▶ PROVIDED TEXT:
On 30 May 2018, at 11:02 pm, Vitaly Chipounov notifications@github.com wrote:

What do you mean handling onTranslateBlockStart? This event is called at code translation and not at execution. This event may be called arbitrarily at any instructions depending on the circumstances. It may also be called multiple times for a given program counter. You need to connect an event to the execution signal passed as parameter to onTranslateBlockStart in order to be notified when the code is actually executed.

— You are receiving this because you are subscribed to this thread. Reply to this email directly, view it on GitHub, or mute the thread.

beraphin commented 6 years ago

@vitalych "You need to connect an event to the execution signal passed as parameter to onTranslateBlockStart in order to be notified when the code is actually executed." Do you mean the following code should be in initialize()? This is what I exactly did.

▶ SHORT PROBLEM 1: From the records, give the lines running from the line that contains "Give bounding boxes for 24" through the line that contains "point [894,114,906,125]" as a JSON list of strings, one string per line, with blank lines left out. Omit the pictures.

▶ LISTED ENTRIES:
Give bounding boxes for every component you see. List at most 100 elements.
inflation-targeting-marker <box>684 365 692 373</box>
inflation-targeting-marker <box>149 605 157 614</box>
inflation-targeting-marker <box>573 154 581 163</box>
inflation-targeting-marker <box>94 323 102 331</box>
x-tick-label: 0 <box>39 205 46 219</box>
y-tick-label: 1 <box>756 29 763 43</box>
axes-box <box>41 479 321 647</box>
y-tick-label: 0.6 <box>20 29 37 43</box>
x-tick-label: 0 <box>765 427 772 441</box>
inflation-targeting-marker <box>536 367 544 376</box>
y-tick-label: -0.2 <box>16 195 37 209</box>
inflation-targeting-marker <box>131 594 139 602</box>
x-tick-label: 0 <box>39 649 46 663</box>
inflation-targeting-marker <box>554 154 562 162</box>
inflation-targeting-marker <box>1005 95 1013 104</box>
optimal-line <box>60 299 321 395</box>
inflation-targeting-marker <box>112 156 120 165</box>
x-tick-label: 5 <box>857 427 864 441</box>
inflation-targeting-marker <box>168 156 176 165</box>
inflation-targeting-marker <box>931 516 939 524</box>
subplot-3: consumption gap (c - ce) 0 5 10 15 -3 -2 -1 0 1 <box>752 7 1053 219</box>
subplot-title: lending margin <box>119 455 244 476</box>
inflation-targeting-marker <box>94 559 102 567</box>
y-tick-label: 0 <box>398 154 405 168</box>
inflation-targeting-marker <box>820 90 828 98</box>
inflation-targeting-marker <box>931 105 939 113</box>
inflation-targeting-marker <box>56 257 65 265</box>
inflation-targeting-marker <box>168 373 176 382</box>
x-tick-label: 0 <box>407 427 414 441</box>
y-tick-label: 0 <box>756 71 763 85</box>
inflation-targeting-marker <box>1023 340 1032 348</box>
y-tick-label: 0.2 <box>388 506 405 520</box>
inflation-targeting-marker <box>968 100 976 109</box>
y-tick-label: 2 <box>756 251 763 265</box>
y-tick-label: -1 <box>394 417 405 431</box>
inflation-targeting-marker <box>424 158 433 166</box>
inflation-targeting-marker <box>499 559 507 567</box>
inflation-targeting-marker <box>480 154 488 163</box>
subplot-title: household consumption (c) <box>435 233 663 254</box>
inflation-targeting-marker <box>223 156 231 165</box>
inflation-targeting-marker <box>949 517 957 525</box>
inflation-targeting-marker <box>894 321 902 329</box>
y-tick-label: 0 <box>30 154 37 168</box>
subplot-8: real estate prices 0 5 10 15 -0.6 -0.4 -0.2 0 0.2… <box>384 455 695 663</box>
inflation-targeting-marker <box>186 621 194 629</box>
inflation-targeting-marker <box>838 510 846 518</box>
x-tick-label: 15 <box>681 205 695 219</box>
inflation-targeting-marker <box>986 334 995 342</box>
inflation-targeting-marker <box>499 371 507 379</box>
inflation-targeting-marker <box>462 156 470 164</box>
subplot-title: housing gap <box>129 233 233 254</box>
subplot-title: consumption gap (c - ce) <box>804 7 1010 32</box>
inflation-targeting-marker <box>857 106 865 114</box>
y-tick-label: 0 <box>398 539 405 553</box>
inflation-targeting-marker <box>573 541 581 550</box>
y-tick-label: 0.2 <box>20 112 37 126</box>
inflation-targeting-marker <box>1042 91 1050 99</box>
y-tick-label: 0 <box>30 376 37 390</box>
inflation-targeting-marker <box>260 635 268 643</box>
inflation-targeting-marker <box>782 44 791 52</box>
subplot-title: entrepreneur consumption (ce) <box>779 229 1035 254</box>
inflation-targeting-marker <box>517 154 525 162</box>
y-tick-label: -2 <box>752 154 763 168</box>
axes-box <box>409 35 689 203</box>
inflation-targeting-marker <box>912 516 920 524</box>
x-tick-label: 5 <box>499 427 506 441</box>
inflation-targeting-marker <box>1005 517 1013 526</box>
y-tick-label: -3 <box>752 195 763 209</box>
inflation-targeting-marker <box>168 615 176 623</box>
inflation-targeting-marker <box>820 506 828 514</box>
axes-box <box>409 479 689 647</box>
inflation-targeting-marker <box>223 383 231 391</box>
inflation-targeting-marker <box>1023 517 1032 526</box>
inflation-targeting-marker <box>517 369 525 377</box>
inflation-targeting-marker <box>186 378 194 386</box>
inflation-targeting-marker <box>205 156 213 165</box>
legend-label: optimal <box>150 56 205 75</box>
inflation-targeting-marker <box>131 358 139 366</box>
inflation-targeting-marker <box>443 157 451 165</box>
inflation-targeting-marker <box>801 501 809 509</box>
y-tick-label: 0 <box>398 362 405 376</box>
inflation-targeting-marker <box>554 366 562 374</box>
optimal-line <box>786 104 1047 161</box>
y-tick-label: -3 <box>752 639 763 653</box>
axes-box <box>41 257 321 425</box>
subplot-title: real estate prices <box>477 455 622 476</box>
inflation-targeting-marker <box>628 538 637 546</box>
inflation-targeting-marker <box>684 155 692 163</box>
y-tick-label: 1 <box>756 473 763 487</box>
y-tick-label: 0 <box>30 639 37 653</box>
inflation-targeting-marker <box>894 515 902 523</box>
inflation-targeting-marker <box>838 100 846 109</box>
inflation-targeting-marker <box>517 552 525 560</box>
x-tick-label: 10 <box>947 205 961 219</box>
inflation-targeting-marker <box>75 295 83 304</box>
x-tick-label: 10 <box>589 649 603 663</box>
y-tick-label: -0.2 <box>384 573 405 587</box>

==

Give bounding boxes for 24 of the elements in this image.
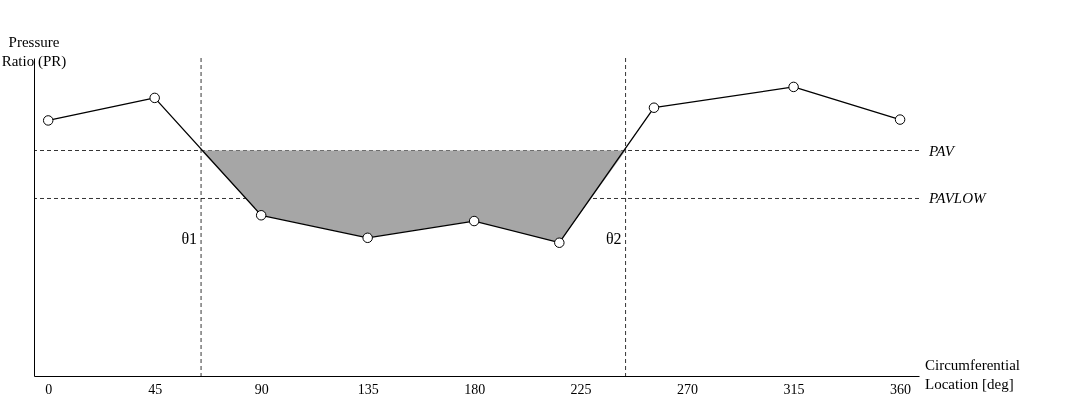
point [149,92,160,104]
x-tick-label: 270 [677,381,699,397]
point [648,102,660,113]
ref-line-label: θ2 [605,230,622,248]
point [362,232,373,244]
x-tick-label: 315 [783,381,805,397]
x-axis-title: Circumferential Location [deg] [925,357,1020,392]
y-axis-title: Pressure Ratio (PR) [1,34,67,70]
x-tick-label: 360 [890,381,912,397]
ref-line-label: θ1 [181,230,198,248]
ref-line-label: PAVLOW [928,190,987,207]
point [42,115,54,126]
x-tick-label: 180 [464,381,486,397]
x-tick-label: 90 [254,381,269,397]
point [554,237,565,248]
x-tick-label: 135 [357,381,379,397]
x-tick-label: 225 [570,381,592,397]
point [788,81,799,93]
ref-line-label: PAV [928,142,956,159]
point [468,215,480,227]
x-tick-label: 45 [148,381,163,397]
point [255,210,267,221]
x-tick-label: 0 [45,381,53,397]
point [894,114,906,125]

▶ SHORT PROBLEM 2: What actions does the notification footer in the GitHub thread offer the reader? List each one.

▶ EXPECTED ANSWER 1:
[
  "Give bounding boxes for 24 of the elements in this image.",
  "point [149,92,160,104]",
  "x-tick-label: 270 [677,381,699,397]",
  "point [648,102,660,113]",
  "ref-line-label: θ2 [605,230,622,248]",
  "point [362,232,373,244]",
  "x-tick-label: 315 [783,381,805,397]",
  "x-axis-title: Circumferential Location [deg] [925,357,1020,392]",
  "y-axis-title: Pressure Ratio (PR) [1,34,67,70]",
  "x-tick-label: 360 [890,381,912,397]",
  "ref-line-label: θ1 [181,230,198,248]",
  "ref-line-label: PAVLOW [928,190,987,207]",
  "point [42,115,54,126]",
  "x-tick-label: 180 [464,381,486,397]",
  "x-tick-label: 90 [254,381,269,397]",
  "point [554,237,565,248]",
  "x-tick-label: 135 [357,381,379,397]",
  "x-tick-label: 225 [570,381,592,397]",
  "point [788,81,799,93]",
  "ref-line-label: PAV [928,142,956,159]",
  "point [468,215,480,227]",
  "x-tick-label: 45 [148,381,163,397]",
  "point [255,210,267,221]",
  "x-tick-label: 0 [45,381,53,397]",
  "point [894,114,906,125]"
]

▶ EXPECTED ANSWER 2:
- Reply to this email directly
- View it on GitHub
- Mute the thread